++++ Listing
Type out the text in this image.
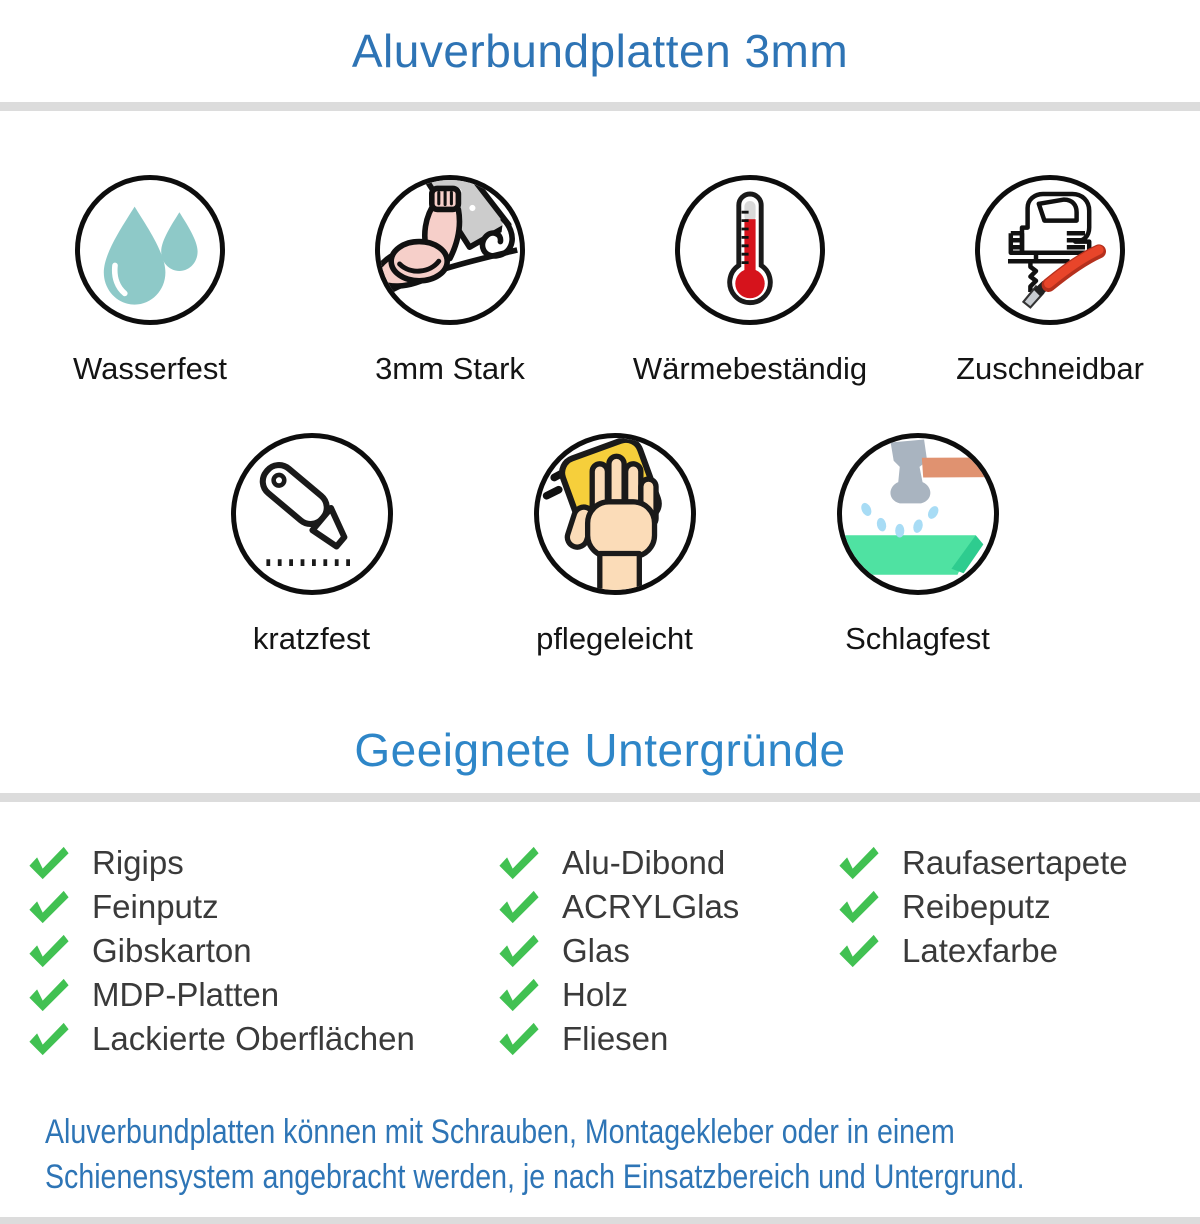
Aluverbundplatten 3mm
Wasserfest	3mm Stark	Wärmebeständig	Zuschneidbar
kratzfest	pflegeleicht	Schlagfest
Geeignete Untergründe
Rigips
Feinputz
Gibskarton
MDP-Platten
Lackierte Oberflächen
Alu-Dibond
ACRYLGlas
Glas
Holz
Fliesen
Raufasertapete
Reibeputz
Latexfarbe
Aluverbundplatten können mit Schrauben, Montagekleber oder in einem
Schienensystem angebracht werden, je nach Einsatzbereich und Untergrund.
++++++++
What needs to be done: Repeat the entries exactly and keep the pictures out of the copy.

Answer in full:
Type out the text in this image.
Aluverbundplatten 3mm
Wasserfest	3mm Stark	Wärmebeständig	Zuschneidbar
kratzfest	pflegeleicht	Schlagfest
Geeignete Untergründe
Rigips
Feinputz
Gibskarton
MDP-Platten
Lackierte Oberflächen
Alu-Dibond
ACRYLGlas
Glas
Holz
Fliesen
Raufasertapete
Reibeputz
Latexfarbe
Aluverbundplatten können mit Schrauben, Montagekleber oder in einem
Schienensystem angebracht werden, je nach Einsatzbereich und Untergrund.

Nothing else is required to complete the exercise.